> _TASK OBJECTIVE_: Search the records for the word "name" and report each line that has it.

> _PROVIDED DATA_:
================

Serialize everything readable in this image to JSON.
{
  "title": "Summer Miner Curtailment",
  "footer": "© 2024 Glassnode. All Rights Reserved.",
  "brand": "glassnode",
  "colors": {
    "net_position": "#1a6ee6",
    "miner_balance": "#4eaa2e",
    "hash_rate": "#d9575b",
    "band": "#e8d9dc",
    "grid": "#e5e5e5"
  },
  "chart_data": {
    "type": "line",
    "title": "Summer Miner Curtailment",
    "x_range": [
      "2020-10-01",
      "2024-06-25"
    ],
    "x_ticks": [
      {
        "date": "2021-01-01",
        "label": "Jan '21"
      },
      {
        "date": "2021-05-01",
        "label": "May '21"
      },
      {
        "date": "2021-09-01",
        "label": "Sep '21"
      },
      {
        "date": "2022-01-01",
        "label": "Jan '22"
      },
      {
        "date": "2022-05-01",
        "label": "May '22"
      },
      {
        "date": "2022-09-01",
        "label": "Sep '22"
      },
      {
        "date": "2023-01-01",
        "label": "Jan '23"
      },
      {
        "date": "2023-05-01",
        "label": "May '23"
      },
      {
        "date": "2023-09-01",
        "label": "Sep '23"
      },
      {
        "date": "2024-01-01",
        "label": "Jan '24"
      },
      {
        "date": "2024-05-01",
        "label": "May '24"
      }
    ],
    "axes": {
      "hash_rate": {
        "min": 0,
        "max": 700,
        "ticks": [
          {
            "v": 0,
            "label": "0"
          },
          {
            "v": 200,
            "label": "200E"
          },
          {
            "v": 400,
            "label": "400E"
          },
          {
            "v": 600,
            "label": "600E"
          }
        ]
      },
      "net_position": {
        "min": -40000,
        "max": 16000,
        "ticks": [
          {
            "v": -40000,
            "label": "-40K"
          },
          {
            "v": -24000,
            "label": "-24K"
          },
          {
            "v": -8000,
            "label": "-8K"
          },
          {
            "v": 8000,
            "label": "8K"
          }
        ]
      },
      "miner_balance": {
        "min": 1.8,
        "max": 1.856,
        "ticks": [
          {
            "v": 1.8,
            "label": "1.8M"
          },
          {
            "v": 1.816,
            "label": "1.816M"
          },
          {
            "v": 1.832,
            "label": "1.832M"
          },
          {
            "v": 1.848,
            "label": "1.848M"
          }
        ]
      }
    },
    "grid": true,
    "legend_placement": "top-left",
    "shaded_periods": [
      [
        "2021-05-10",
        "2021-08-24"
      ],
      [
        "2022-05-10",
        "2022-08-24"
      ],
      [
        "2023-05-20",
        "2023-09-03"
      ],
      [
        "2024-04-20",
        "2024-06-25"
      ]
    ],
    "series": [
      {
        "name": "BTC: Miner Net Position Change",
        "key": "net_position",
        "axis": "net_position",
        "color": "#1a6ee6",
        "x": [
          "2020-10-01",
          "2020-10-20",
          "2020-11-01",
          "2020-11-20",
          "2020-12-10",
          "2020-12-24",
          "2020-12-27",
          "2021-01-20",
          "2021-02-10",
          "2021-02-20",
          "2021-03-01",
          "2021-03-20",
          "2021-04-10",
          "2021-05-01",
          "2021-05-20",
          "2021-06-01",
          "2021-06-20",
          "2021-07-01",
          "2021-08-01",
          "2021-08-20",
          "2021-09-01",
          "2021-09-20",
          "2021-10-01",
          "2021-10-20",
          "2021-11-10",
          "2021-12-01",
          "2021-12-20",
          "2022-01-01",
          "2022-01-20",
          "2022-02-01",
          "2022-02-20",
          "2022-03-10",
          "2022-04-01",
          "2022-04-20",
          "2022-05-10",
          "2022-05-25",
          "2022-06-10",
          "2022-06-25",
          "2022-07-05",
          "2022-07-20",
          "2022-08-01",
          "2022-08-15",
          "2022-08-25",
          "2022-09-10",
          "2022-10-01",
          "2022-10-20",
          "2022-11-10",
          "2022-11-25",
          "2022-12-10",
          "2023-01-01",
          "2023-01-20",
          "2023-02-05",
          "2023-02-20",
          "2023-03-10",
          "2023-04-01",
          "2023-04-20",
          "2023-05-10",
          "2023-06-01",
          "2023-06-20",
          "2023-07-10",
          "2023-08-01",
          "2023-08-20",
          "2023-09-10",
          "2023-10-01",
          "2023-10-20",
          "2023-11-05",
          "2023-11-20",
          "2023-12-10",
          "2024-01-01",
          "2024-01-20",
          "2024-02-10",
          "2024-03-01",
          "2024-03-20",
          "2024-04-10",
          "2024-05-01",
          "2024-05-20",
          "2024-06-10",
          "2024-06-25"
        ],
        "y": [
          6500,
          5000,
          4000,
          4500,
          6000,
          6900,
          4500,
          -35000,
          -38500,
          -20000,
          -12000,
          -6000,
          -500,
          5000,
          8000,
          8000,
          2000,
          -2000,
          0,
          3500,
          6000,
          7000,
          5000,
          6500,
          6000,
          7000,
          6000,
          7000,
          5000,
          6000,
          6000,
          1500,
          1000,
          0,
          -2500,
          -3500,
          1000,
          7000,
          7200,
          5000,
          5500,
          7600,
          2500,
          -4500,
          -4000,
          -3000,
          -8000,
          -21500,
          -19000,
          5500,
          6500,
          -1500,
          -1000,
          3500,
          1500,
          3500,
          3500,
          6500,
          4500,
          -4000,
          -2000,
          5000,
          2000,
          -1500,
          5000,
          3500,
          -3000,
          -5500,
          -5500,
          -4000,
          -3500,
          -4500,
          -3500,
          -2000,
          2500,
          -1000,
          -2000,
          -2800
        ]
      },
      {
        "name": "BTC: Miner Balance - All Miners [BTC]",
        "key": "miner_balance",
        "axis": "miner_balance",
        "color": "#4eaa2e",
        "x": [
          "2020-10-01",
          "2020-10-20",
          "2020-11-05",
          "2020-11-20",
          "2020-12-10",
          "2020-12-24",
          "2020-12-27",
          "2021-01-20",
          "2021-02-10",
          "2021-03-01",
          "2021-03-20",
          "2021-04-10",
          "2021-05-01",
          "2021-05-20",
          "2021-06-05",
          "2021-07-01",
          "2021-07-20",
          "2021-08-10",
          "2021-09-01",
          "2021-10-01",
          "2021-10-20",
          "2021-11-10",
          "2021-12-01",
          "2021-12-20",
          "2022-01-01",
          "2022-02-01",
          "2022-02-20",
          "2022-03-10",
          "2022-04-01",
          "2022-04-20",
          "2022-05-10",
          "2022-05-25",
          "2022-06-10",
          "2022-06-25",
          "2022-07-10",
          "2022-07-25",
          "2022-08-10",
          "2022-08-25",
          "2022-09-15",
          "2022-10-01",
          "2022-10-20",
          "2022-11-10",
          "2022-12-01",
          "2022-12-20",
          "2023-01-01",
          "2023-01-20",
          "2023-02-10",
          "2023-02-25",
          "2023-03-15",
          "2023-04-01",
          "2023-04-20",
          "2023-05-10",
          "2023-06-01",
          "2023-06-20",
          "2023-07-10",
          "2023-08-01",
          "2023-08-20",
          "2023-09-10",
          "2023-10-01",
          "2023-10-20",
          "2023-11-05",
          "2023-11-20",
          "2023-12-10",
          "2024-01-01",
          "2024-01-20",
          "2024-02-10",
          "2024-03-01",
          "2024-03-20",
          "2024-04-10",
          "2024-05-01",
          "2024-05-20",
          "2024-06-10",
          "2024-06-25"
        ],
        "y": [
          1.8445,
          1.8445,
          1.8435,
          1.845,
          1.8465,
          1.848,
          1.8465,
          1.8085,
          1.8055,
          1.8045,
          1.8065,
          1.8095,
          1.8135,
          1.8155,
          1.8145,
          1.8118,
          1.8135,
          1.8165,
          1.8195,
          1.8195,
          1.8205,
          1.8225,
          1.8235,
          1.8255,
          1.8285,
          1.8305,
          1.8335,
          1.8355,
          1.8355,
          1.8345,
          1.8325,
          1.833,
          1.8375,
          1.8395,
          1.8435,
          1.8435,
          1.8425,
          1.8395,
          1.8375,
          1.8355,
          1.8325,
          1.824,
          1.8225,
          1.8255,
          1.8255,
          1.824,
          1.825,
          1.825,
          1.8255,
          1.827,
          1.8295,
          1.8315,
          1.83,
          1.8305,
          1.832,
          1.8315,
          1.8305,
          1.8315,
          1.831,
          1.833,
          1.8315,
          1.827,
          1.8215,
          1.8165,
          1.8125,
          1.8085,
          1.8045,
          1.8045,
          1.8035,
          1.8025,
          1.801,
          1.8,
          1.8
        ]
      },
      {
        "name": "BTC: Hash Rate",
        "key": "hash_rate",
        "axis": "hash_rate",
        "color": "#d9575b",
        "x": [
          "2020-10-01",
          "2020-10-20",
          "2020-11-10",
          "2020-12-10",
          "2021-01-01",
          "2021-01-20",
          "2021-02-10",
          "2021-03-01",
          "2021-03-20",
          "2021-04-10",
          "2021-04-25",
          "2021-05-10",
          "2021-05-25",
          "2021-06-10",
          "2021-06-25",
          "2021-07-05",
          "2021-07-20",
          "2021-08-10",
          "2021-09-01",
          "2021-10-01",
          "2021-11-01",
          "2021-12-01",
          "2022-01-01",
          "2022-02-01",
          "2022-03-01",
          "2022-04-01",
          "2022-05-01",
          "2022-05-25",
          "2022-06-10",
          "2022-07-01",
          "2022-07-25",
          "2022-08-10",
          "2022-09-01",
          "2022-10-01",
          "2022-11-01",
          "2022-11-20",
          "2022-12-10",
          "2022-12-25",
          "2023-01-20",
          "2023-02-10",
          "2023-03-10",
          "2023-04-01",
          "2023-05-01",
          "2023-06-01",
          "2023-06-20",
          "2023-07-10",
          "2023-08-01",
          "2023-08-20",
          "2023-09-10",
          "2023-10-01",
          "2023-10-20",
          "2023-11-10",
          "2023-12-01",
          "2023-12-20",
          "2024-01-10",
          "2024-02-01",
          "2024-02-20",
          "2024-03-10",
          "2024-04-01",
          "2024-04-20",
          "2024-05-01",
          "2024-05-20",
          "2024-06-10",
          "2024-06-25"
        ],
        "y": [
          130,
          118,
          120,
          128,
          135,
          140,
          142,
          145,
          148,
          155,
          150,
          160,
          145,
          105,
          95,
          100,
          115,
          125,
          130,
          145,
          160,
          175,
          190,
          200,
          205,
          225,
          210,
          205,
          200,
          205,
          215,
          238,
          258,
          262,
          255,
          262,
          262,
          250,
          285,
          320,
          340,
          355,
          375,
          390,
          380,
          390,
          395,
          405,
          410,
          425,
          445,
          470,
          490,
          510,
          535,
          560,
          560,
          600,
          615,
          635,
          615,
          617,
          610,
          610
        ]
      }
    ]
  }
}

================

> _REPLY TO THE EXERCISE_:
        "name": "BTC: Miner Net Position Change",
        "name": "BTC: Miner Balance - All Miners [BTC]",
        "name": "BTC: Hash Rate",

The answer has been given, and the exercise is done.